The data shown below should all be retyped exactly.

◆ ◆ ◆ ◆ ◆ ◆ ◆

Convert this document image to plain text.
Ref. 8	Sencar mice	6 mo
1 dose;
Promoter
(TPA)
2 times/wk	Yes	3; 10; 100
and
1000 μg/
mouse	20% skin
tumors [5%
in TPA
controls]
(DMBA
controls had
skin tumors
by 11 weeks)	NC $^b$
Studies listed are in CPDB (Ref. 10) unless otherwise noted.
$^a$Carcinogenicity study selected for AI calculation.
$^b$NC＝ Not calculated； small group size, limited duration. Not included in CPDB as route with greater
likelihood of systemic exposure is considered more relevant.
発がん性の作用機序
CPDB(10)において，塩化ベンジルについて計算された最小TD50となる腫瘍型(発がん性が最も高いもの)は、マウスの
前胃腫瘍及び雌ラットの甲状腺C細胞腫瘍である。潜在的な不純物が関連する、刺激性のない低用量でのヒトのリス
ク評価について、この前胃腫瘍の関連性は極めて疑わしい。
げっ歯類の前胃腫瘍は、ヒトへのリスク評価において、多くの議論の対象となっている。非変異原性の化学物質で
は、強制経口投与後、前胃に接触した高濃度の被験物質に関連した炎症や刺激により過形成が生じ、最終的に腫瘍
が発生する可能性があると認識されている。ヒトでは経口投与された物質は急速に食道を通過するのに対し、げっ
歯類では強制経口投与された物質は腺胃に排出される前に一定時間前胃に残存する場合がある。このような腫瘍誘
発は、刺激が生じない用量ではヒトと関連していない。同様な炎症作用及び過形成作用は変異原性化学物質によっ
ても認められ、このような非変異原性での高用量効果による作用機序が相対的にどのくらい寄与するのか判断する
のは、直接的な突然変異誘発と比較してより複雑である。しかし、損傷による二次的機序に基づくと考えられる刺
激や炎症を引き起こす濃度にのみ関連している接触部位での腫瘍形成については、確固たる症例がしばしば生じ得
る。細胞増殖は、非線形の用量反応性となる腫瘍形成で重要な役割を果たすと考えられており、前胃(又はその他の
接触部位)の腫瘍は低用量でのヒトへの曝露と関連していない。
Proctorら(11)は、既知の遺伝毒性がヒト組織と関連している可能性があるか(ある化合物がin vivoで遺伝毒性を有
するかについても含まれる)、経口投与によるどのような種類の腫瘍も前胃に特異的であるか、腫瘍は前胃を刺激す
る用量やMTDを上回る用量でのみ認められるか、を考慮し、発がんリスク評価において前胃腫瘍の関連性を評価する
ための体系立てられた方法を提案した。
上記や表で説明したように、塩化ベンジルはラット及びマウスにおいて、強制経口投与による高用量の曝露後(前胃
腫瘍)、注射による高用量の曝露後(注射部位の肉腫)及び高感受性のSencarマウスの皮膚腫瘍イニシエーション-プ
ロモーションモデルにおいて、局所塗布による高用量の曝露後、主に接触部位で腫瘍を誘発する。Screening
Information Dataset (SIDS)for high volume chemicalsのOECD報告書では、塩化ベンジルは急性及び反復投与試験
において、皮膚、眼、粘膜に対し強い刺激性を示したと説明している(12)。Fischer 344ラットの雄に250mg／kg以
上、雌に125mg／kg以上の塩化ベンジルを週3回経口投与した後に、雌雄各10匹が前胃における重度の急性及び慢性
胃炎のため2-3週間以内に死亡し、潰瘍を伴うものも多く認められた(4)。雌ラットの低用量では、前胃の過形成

◆ ◆ ◆ ◆ ◆ ◆ ◆

(Result for this exercise):
Convert this document image to plain text.
Ref. 8	Sencar mice	6 mo
1 dose;
Promoter
(TPA)
2 times/wk	Yes	3; 10; 100
and
1000 μg/
mouse	20% skin
tumors [5%
in TPA
controls]
(DMBA
controls had
skin tumors
by 11 weeks)	NC $^b$
Studies listed are in CPDB (Ref. 10) unless otherwise noted.
$^a$Carcinogenicity study selected for AI calculation.
$^b$NC＝ Not calculated； small group size, limited duration. Not included in CPDB as route with greater
likelihood of systemic exposure is considered more relevant.
発がん性の作用機序
CPDB(10)において，塩化ベンジルについて計算された最小TD50となる腫瘍型(発がん性が最も高いもの)は、マウスの
前胃腫瘍及び雌ラットの甲状腺C細胞腫瘍である。潜在的な不純物が関連する、刺激性のない低用量でのヒトのリス
ク評価について、この前胃腫瘍の関連性は極めて疑わしい。
げっ歯類の前胃腫瘍は、ヒトへのリスク評価において、多くの議論の対象となっている。非変異原性の化学物質で
は、強制経口投与後、前胃に接触した高濃度の被験物質に関連した炎症や刺激により過形成が生じ、最終的に腫瘍
が発生する可能性があると認識されている。ヒトでは経口投与された物質は急速に食道を通過するのに対し、げっ
歯類では強制経口投与された物質は腺胃に排出される前に一定時間前胃に残存する場合がある。このような腫瘍誘
発は、刺激が生じない用量ではヒトと関連していない。同様な炎症作用及び過形成作用は変異原性化学物質によっ
ても認められ、このような非変異原性での高用量効果による作用機序が相対的にどのくらい寄与するのか判断する
のは、直接的な突然変異誘発と比較してより複雑である。しかし、損傷による二次的機序に基づくと考えられる刺
激や炎症を引き起こす濃度にのみ関連している接触部位での腫瘍形成については、確固たる症例がしばしば生じ得
る。細胞増殖は、非線形の用量反応性となる腫瘍形成で重要な役割を果たすと考えられており、前胃(又はその他の
接触部位)の腫瘍は低用量でのヒトへの曝露と関連していない。
Proctorら(11)は、既知の遺伝毒性がヒト組織と関連している可能性があるか(ある化合物がin vivoで遺伝毒性を有
するかについても含まれる)、経口投与によるどのような種類の腫瘍も前胃に特異的であるか、腫瘍は前胃を刺激す
る用量やMTDを上回る用量でのみ認められるか、を考慮し、発がんリスク評価において前胃腫瘍の関連性を評価する
ための体系立てられた方法を提案した。
上記や表で説明したように、塩化ベンジルはラット及びマウスにおいて、強制経口投与による高用量の曝露後(前胃
腫瘍)、注射による高用量の曝露後(注射部位の肉腫)及び高感受性のSencarマウスの皮膚腫瘍イニシエーション-プ
ロモーションモデルにおいて、局所塗布による高用量の曝露後、主に接触部位で腫瘍を誘発する。Screening
Information Dataset (SIDS)for high volume chemicalsのOECD報告書では、塩化ベンジルは急性及び反復投与試験
において、皮膚、眼、粘膜に対し強い刺激性を示したと説明している(12)。Fischer 344ラットの雄に250mg／kg以
上、雌に125mg／kg以上の塩化ベンジルを週3回経口投与した後に、雌雄各10匹が前胃における重度の急性及び慢性
胃炎のため2-3週間以内に死亡し、潰瘍を伴うものも多く認められた(4)。雌ラットの低用量では、前胃の過形成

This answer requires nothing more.